Identify all lines of the data containing the string "July" and copy them.

Dataset items
---------------
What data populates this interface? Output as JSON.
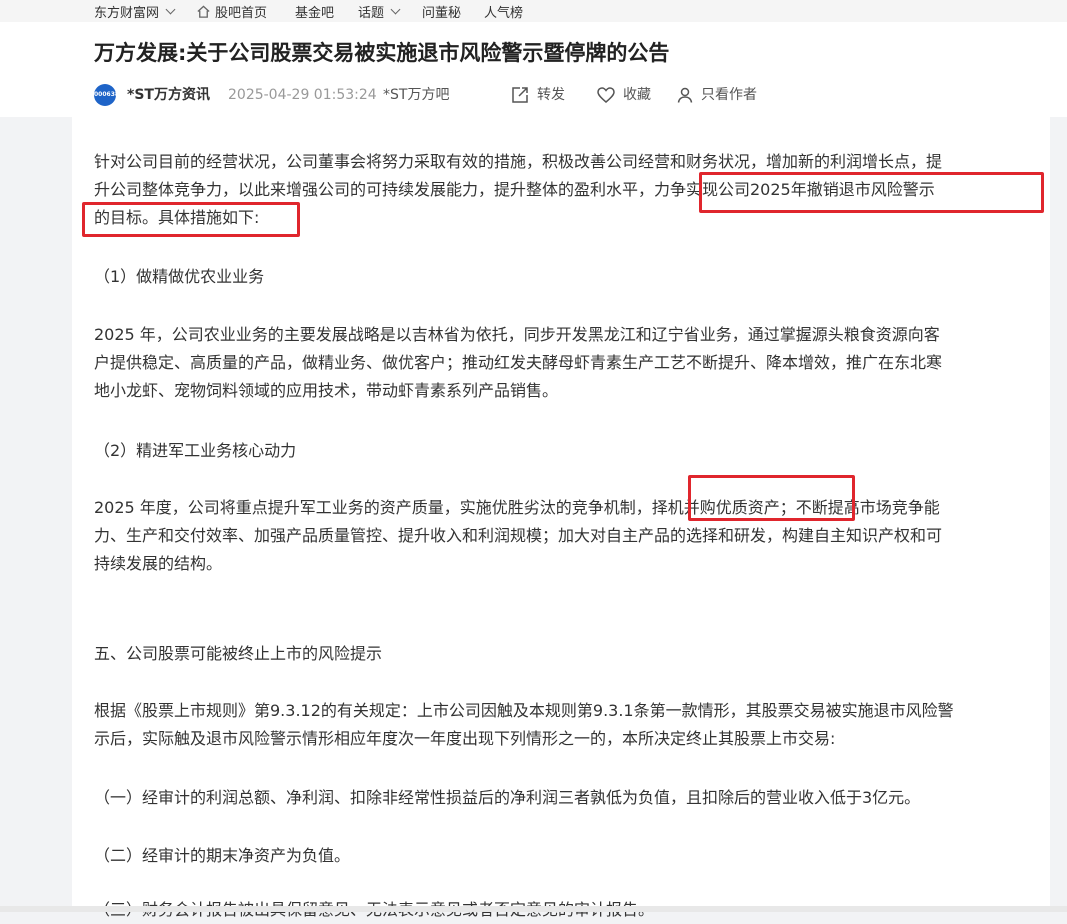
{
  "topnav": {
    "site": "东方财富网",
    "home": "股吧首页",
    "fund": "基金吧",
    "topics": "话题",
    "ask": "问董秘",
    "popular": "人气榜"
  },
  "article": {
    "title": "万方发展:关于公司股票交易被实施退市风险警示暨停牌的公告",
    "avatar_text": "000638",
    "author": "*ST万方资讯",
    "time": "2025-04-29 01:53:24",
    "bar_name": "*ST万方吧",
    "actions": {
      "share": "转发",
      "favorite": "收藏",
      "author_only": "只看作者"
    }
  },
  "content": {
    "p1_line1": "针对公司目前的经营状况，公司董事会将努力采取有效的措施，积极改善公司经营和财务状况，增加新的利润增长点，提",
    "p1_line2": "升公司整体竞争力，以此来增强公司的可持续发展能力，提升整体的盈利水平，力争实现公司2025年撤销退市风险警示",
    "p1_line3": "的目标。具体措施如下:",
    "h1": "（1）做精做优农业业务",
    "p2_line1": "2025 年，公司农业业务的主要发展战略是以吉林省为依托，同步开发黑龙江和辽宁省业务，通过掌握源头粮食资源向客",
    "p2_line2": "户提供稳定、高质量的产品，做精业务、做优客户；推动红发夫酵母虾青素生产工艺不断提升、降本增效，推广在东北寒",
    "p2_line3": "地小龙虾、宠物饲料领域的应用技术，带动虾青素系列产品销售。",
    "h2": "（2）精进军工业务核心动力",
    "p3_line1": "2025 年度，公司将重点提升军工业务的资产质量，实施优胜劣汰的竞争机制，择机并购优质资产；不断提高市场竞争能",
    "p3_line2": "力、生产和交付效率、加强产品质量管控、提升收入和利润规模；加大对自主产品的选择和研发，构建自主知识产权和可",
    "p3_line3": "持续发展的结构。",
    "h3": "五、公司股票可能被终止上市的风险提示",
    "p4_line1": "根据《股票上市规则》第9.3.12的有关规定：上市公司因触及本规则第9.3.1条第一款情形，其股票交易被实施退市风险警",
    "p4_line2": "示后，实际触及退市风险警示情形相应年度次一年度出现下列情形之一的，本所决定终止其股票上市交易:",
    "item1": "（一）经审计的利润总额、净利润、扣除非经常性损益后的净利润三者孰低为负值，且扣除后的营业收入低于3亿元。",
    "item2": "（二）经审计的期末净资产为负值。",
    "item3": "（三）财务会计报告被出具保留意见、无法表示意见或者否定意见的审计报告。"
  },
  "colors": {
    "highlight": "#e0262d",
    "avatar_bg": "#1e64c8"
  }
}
---------------
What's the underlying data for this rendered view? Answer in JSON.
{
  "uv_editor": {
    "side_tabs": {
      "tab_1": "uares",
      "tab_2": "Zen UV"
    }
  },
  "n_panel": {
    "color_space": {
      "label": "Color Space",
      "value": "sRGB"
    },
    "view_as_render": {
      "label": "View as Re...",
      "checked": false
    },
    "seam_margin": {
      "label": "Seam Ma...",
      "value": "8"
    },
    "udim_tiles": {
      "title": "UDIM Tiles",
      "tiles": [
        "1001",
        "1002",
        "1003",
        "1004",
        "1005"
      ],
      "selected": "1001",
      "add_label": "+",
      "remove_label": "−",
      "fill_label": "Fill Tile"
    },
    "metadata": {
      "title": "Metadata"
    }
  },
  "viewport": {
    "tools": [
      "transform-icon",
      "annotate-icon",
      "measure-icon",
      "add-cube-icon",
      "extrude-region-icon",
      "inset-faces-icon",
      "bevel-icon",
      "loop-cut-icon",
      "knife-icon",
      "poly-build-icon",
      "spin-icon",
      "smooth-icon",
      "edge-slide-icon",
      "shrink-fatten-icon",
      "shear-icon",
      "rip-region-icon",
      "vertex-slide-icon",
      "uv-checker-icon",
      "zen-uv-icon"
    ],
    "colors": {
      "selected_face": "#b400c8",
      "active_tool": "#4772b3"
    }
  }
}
---------------
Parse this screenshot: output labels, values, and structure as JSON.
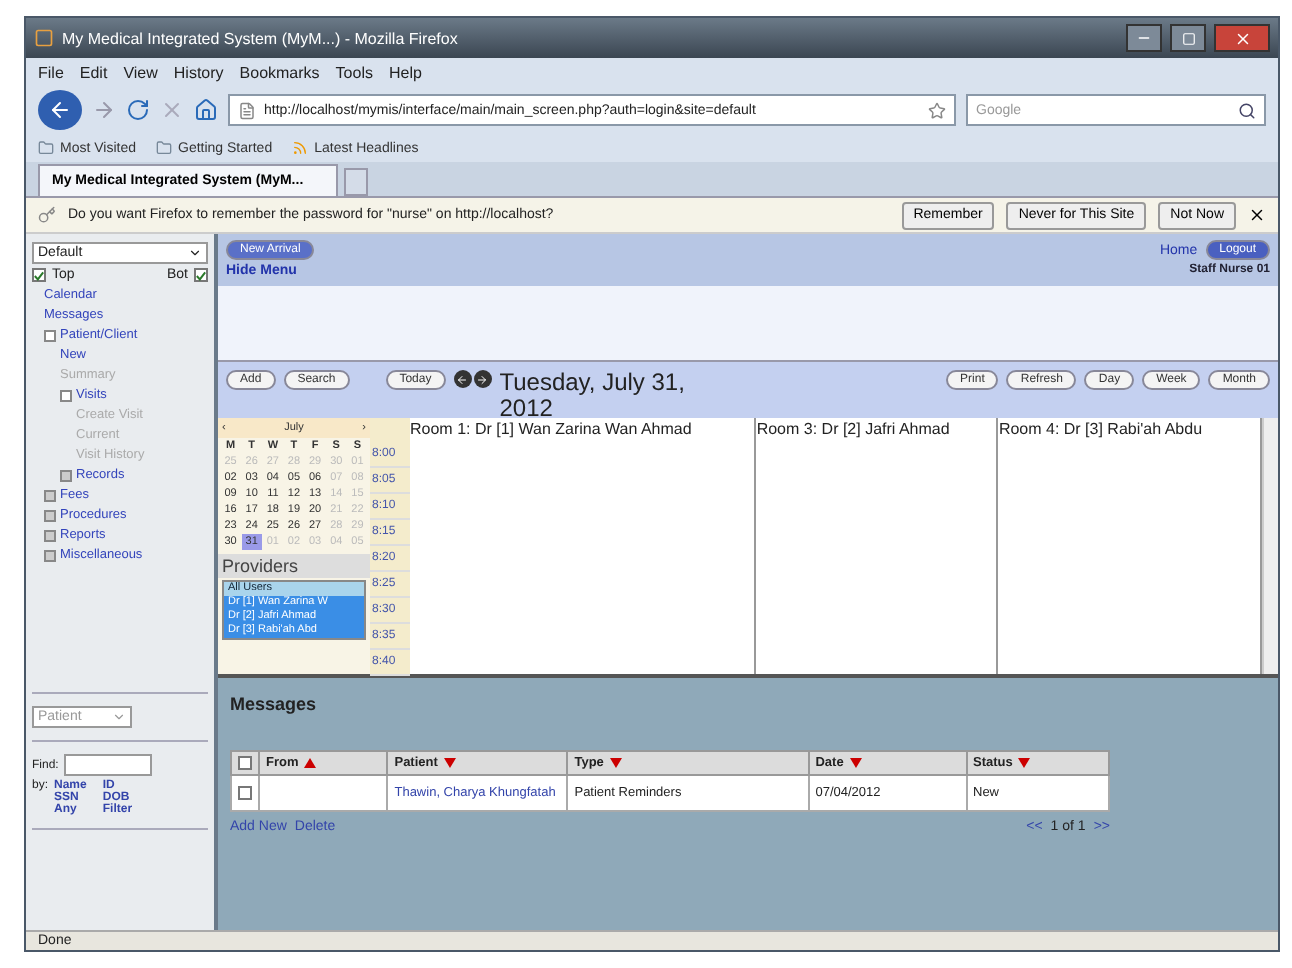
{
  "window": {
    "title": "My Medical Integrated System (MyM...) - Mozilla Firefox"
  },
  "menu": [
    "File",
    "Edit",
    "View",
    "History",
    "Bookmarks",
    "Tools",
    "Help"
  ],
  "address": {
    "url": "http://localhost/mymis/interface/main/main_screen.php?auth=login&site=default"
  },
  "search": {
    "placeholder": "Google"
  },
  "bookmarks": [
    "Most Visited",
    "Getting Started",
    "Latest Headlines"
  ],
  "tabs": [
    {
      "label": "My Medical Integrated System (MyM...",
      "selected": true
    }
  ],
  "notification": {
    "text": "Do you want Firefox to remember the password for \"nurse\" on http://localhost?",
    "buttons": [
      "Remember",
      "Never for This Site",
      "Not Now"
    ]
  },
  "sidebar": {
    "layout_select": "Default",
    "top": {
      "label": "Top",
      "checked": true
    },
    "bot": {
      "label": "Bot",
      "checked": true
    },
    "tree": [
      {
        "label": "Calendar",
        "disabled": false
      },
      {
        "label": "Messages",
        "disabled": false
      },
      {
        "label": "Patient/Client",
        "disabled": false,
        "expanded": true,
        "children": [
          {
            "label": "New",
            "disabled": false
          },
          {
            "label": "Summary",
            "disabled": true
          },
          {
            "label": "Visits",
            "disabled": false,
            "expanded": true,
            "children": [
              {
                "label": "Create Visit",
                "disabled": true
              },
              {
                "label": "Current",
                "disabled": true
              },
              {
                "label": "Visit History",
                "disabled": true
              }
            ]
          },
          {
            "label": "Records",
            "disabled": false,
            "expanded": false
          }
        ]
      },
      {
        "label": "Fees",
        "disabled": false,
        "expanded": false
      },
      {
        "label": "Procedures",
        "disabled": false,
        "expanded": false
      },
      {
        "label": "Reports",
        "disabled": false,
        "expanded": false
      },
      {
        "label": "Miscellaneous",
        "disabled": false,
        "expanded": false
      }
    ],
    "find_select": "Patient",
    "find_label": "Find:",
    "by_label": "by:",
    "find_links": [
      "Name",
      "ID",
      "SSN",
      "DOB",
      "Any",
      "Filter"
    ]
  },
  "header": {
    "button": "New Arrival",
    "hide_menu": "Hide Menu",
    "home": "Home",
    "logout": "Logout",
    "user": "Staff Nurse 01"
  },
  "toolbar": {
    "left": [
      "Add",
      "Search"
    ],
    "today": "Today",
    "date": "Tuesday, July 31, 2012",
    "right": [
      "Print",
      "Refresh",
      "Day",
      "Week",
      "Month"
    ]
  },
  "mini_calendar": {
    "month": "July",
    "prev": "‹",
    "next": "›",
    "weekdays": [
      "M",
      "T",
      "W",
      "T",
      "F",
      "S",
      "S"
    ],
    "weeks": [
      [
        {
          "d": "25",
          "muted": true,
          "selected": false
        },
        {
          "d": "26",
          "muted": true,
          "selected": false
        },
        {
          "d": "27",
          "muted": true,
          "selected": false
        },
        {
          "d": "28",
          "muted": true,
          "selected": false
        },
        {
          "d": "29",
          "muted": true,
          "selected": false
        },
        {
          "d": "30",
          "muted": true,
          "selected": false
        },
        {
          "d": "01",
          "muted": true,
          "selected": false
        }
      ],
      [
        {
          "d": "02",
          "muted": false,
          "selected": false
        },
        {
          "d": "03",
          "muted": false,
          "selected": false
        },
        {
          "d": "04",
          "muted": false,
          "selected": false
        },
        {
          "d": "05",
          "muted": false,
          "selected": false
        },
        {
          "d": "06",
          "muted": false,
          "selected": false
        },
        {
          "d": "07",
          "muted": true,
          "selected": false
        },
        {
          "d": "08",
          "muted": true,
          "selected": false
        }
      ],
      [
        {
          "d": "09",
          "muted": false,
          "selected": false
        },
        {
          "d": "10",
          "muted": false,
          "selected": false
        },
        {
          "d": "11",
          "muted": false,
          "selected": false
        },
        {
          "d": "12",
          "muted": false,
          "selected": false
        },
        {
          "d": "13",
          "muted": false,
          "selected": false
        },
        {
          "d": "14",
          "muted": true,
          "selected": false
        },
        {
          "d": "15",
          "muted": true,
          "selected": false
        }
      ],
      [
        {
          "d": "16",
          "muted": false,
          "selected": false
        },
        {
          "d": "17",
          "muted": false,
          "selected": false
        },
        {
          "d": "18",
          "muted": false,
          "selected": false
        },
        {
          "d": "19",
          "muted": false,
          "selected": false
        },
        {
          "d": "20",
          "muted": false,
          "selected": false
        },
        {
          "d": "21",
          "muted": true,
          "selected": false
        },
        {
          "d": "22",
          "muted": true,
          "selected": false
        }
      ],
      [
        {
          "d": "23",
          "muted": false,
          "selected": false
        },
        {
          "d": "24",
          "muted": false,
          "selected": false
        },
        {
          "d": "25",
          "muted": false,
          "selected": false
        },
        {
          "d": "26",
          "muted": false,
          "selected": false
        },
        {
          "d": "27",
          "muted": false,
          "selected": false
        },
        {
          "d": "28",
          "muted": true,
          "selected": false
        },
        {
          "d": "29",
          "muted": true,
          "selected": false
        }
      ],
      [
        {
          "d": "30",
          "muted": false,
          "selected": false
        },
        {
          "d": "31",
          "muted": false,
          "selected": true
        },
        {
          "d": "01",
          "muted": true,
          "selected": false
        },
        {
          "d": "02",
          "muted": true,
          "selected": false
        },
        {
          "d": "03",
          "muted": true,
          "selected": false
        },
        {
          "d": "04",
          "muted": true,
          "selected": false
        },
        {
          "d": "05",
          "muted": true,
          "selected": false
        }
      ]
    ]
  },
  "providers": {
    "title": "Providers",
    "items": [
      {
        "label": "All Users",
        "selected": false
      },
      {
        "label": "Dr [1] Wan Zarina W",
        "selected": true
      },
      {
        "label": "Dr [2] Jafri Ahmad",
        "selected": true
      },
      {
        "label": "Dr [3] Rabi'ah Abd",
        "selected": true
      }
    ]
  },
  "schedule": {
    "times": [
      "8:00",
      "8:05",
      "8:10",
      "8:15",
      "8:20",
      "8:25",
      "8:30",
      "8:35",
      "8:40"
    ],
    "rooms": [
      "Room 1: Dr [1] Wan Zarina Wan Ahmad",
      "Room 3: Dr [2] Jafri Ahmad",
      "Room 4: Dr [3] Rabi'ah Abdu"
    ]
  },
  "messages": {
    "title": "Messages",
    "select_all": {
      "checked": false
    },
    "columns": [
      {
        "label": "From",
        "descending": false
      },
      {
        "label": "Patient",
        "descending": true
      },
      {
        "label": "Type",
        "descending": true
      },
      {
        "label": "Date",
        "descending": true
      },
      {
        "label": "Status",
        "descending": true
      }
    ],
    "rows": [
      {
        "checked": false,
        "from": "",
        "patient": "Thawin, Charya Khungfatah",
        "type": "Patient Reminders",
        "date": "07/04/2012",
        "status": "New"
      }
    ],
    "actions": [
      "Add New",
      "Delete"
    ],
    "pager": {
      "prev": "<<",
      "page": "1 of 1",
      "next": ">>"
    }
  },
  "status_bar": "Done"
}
---------------
= OUTPUT =
    "date": "Tuesday, July 31, 2012",
    "month": "July",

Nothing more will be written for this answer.